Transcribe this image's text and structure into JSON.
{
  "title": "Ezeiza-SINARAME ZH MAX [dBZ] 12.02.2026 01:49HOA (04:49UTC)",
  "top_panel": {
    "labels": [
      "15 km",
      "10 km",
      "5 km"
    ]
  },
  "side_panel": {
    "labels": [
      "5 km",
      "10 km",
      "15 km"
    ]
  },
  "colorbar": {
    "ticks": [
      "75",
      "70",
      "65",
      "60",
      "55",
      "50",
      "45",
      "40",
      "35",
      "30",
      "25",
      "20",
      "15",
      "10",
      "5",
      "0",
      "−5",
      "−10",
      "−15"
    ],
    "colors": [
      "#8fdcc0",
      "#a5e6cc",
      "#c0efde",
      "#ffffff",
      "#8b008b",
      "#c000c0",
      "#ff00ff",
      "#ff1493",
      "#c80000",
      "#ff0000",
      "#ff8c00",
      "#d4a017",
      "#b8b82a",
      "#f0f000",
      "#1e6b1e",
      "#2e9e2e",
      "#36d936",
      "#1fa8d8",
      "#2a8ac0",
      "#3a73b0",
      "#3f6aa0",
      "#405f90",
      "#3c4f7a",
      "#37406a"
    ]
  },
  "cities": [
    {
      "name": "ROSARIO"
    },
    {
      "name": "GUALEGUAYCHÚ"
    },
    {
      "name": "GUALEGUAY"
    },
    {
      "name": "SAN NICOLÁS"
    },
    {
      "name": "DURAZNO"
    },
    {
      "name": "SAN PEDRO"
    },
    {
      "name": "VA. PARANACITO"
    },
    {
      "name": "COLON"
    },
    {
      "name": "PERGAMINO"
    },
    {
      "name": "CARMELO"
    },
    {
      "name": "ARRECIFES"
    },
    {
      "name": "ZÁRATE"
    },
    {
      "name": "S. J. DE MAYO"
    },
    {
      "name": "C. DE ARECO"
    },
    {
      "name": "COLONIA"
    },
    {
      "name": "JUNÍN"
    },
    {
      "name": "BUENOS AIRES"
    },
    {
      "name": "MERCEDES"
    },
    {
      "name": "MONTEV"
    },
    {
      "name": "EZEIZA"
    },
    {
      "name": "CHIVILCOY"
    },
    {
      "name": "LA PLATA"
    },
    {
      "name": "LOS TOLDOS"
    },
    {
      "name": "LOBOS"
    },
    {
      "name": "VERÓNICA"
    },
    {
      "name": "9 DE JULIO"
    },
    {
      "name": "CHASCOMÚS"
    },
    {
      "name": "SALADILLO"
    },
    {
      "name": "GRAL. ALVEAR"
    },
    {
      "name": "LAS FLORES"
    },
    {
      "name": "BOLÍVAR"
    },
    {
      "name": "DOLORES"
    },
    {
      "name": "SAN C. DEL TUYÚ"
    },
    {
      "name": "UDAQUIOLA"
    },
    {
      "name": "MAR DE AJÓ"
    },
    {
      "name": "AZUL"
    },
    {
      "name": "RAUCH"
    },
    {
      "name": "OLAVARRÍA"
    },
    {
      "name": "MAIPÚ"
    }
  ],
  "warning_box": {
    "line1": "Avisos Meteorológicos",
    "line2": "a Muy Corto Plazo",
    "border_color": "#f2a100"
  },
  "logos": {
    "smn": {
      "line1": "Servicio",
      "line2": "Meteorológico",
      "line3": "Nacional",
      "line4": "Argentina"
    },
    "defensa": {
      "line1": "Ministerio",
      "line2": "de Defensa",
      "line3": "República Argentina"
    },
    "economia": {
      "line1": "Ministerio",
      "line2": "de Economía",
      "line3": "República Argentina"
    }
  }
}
++++++++++
Work required:
Repeat the listing above without any change.

Exercise result:
Transcribe this image's text and structure into JSON.
{
  "title": "Ezeiza-SINARAME ZH MAX [dBZ] 12.02.2026 01:49HOA (04:49UTC)",
  "top_panel": {
    "labels": [
      "15 km",
      "10 km",
      "5 km"
    ]
  },
  "side_panel": {
    "labels": [
      "5 km",
      "10 km",
      "15 km"
    ]
  },
  "colorbar": {
    "ticks": [
      "75",
      "70",
      "65",
      "60",
      "55",
      "50",
      "45",
      "40",
      "35",
      "30",
      "25",
      "20",
      "15",
      "10",
      "5",
      "0",
      "−5",
      "−10",
      "−15"
    ],
    "colors": [
      "#8fdcc0",
      "#a5e6cc",
      "#c0efde",
      "#ffffff",
      "#8b008b",
      "#c000c0",
      "#ff00ff",
      "#ff1493",
      "#c80000",
      "#ff0000",
      "#ff8c00",
      "#d4a017",
      "#b8b82a",
      "#f0f000",
      "#1e6b1e",
      "#2e9e2e",
      "#36d936",
      "#1fa8d8",
      "#2a8ac0",
      "#3a73b0",
      "#3f6aa0",
      "#405f90",
      "#3c4f7a",
      "#37406a"
    ]
  },
  "cities": [
    {
      "name": "ROSARIO"
    },
    {
      "name": "GUALEGUAYCHÚ"
    },
    {
      "name": "GUALEGUAY"
    },
    {
      "name": "SAN NICOLÁS"
    },
    {
      "name": "DURAZNO"
    },
    {
      "name": "SAN PEDRO"
    },
    {
      "name": "VA. PARANACITO"
    },
    {
      "name": "COLON"
    },
    {
      "name": "PERGAMINO"
    },
    {
      "name": "CARMELO"
    },
    {
      "name": "ARRECIFES"
    },
    {
      "name": "ZÁRATE"
    },
    {
      "name": "S. J. DE MAYO"
    },
    {
      "name": "C. DE ARECO"
    },
    {
      "name": "COLONIA"
    },
    {
      "name": "JUNÍN"
    },
    {
      "name": "BUENOS AIRES"
    },
    {
      "name": "MERCEDES"
    },
    {
      "name": "MONTEV"
    },
    {
      "name": "EZEIZA"
    },
    {
      "name": "CHIVILCOY"
    },
    {
      "name": "LA PLATA"
    },
    {
      "name": "LOS TOLDOS"
    },
    {
      "name": "LOBOS"
    },
    {
      "name": "VERÓNICA"
    },
    {
      "name": "9 DE JULIO"
    },
    {
      "name": "CHASCOMÚS"
    },
    {
      "name": "SALADILLO"
    },
    {
      "name": "GRAL. ALVEAR"
    },
    {
      "name": "LAS FLORES"
    },
    {
      "name": "BOLÍVAR"
    },
    {
      "name": "DOLORES"
    },
    {
      "name": "SAN C. DEL TUYÚ"
    },
    {
      "name": "UDAQUIOLA"
    },
    {
      "name": "MAR DE AJÓ"
    },
    {
      "name": "AZUL"
    },
    {
      "name": "RAUCH"
    },
    {
      "name": "OLAVARRÍA"
    },
    {
      "name": "MAIPÚ"
    }
  ],
  "warning_box": {
    "line1": "Avisos Meteorológicos",
    "line2": "a Muy Corto Plazo",
    "border_color": "#f2a100"
  },
  "logos": {
    "smn": {
      "line1": "Servicio",
      "line2": "Meteorológico",
      "line3": "Nacional",
      "line4": "Argentina"
    },
    "defensa": {
      "line1": "Ministerio",
      "line2": "de Defensa",
      "line3": "República Argentina"
    },
    "economia": {
      "line1": "Ministerio",
      "line2": "de Economía",
      "line3": "República Argentina"
    }
  }
}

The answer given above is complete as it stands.